You are to retype all of the data exactly as it appears.
%%
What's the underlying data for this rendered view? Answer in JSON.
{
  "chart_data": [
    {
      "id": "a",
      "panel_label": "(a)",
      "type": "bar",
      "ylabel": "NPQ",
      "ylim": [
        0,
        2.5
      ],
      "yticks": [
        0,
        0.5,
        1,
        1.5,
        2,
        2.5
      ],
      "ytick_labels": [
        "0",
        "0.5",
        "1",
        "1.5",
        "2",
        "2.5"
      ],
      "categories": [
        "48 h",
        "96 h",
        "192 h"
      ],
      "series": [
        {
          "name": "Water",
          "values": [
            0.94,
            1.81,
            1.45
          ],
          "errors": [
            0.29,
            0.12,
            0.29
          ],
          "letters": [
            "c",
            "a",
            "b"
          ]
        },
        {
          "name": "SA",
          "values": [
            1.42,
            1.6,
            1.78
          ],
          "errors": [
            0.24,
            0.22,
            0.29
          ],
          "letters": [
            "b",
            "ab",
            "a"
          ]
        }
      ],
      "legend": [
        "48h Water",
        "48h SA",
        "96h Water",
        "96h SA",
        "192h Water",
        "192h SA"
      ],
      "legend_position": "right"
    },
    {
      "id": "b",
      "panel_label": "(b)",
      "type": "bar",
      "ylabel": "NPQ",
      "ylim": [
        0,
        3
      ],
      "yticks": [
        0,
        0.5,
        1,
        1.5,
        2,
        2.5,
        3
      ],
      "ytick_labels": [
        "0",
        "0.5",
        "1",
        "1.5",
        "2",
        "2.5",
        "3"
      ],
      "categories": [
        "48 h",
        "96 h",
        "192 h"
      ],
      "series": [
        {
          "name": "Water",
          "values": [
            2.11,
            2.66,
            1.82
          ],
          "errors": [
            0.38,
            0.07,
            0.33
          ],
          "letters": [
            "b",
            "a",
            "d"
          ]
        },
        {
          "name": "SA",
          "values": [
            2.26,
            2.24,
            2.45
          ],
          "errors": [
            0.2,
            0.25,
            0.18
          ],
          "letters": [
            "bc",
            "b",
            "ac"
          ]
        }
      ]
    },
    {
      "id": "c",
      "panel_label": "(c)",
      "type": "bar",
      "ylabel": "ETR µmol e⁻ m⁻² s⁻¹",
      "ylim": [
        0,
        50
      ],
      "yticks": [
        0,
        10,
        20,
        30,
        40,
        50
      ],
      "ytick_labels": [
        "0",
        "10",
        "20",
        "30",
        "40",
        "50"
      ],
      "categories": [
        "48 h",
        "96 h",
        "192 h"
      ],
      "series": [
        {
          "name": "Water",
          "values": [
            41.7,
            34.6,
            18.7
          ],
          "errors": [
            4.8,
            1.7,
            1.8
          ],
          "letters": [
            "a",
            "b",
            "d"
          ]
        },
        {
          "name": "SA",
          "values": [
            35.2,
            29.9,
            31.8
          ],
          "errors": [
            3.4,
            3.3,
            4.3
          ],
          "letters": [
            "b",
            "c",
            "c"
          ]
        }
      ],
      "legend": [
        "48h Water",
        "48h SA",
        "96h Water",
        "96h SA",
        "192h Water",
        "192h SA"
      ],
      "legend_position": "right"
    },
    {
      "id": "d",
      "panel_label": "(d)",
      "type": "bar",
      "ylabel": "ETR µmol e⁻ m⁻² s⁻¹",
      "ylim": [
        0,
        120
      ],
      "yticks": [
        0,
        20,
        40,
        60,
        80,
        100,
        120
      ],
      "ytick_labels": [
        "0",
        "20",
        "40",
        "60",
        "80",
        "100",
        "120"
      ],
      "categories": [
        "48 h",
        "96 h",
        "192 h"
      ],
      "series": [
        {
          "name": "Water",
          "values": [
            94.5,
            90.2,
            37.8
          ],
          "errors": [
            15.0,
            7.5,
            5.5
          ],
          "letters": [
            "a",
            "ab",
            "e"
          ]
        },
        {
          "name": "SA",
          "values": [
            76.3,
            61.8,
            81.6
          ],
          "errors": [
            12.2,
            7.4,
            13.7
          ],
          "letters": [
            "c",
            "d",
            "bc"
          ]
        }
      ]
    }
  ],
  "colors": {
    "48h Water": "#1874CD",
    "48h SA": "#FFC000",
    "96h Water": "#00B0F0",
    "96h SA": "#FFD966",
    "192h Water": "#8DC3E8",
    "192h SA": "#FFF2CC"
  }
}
%%
__Task solution__:
What's the underlying data for this rendered view? Answer in JSON.
{
  "chart_data": [
    {
      "id": "a",
      "panel_label": "(a)",
      "type": "bar",
      "ylabel": "NPQ",
      "ylim": [
        0,
        2.5
      ],
      "yticks": [
        0,
        0.5,
        1,
        1.5,
        2,
        2.5
      ],
      "ytick_labels": [
        "0",
        "0.5",
        "1",
        "1.5",
        "2",
        "2.5"
      ],
      "categories": [
        "48 h",
        "96 h",
        "192 h"
      ],
      "series": [
        {
          "name": "Water",
          "values": [
            0.94,
            1.81,
            1.45
          ],
          "errors": [
            0.29,
            0.12,
            0.29
          ],
          "letters": [
            "c",
            "a",
            "b"
          ]
        },
        {
          "name": "SA",
          "values": [
            1.42,
            1.6,
            1.78
          ],
          "errors": [
            0.24,
            0.22,
            0.29
          ],
          "letters": [
            "b",
            "ab",
            "a"
          ]
        }
      ],
      "legend": [
        "48h Water",
        "48h SA",
        "96h Water",
        "96h SA",
        "192h Water",
        "192h SA"
      ],
      "legend_position": "right"
    },
    {
      "id": "b",
      "panel_label": "(b)",
      "type": "bar",
      "ylabel": "NPQ",
      "ylim": [
        0,
        3
      ],
      "yticks": [
        0,
        0.5,
        1,
        1.5,
        2,
        2.5,
        3
      ],
      "ytick_labels": [
        "0",
        "0.5",
        "1",
        "1.5",
        "2",
        "2.5",
        "3"
      ],
      "categories": [
        "48 h",
        "96 h",
        "192 h"
      ],
      "series": [
        {
          "name": "Water",
          "values": [
            2.11,
            2.66,
            1.82
          ],
          "errors": [
            0.38,
            0.07,
            0.33
          ],
          "letters": [
            "b",
            "a",
            "d"
          ]
        },
        {
          "name": "SA",
          "values": [
            2.26,
            2.24,
            2.45
          ],
          "errors": [
            0.2,
            0.25,
            0.18
          ],
          "letters": [
            "bc",
            "b",
            "ac"
          ]
        }
      ]
    },
    {
      "id": "c",
      "panel_label": "(c)",
      "type": "bar",
      "ylabel": "ETR µmol e⁻ m⁻² s⁻¹",
      "ylim": [
        0,
        50
      ],
      "yticks": [
        0,
        10,
        20,
        30,
        40,
        50
      ],
      "ytick_labels": [
        "0",
        "10",
        "20",
        "30",
        "40",
        "50"
      ],
      "categories": [
        "48 h",
        "96 h",
        "192 h"
      ],
      "series": [
        {
          "name": "Water",
          "values": [
            41.7,
            34.6,
            18.7
          ],
          "errors": [
            4.8,
            1.7,
            1.8
          ],
          "letters": [
            "a",
            "b",
            "d"
          ]
        },
        {
          "name": "SA",
          "values": [
            35.2,
            29.9,
            31.8
          ],
          "errors": [
            3.4,
            3.3,
            4.3
          ],
          "letters": [
            "b",
            "c",
            "c"
          ]
        }
      ],
      "legend": [
        "48h Water",
        "48h SA",
        "96h Water",
        "96h SA",
        "192h Water",
        "192h SA"
      ],
      "legend_position": "right"
    },
    {
      "id": "d",
      "panel_label": "(d)",
      "type": "bar",
      "ylabel": "ETR µmol e⁻ m⁻² s⁻¹",
      "ylim": [
        0,
        120
      ],
      "yticks": [
        0,
        20,
        40,
        60,
        80,
        100,
        120
      ],
      "ytick_labels": [
        "0",
        "20",
        "40",
        "60",
        "80",
        "100",
        "120"
      ],
      "categories": [
        "48 h",
        "96 h",
        "192 h"
      ],
      "series": [
        {
          "name": "Water",
          "values": [
            94.5,
            90.2,
            37.8
          ],
          "errors": [
            15.0,
            7.5,
            5.5
          ],
          "letters": [
            "a",
            "ab",
            "e"
          ]
        },
        {
          "name": "SA",
          "values": [
            76.3,
            61.8,
            81.6
          ],
          "errors": [
            12.2,
            7.4,
            13.7
          ],
          "letters": [
            "c",
            "d",
            "bc"
          ]
        }
      ]
    }
  ],
  "colors": {
    "48h Water": "#1874CD",
    "48h SA": "#FFC000",
    "96h Water": "#00B0F0",
    "96h SA": "#FFD966",
    "192h Water": "#8DC3E8",
    "192h SA": "#FFF2CC"
  }
}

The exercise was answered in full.